*What is needed*
Below are records; state how many of their lines hold the word "дополнительным", and give only the figure.

*Figure record listings*
--- --- ---

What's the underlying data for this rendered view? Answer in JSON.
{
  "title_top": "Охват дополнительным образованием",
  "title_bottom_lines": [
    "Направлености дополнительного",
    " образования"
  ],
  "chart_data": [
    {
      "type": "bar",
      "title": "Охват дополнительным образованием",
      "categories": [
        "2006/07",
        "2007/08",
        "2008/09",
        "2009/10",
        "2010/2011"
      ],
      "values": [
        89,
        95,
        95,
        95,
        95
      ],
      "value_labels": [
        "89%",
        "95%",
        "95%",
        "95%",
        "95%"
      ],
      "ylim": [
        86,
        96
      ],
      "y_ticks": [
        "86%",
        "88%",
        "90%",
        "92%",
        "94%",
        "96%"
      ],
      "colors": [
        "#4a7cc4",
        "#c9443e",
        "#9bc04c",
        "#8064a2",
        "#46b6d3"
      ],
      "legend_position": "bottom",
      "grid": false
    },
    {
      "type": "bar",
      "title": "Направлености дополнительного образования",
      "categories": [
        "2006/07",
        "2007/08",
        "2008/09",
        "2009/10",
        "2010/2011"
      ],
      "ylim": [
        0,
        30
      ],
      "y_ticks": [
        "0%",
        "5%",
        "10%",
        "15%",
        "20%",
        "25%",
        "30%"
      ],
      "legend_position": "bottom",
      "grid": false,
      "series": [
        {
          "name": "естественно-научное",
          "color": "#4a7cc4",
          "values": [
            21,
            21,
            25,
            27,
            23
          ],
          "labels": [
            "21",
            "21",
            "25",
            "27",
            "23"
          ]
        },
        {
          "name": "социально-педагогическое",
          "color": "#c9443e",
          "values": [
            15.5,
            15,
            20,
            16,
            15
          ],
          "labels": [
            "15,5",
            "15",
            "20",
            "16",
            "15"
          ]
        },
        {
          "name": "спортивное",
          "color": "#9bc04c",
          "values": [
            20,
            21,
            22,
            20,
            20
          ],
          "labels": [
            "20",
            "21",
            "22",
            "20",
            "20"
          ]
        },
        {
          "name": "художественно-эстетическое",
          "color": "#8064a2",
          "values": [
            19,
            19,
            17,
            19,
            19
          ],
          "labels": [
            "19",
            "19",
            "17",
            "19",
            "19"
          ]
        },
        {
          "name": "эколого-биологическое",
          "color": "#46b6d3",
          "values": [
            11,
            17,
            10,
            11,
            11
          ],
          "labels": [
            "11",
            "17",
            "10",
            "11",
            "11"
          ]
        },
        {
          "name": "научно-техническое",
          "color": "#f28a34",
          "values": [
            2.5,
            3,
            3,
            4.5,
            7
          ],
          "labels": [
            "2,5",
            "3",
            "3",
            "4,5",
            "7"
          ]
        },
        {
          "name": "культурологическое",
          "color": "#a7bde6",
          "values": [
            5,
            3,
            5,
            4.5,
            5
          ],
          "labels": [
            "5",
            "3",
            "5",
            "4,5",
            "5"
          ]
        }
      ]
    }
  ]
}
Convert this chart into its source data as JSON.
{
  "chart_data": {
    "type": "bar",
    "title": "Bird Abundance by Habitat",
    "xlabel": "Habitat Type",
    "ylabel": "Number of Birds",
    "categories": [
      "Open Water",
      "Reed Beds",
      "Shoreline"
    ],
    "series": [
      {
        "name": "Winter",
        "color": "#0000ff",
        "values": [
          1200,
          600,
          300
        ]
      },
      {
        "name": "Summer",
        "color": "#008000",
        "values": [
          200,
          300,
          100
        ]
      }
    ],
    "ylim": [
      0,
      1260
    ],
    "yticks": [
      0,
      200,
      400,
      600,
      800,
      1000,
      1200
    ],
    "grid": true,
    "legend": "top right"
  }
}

--- --- ---

*Solution below*
2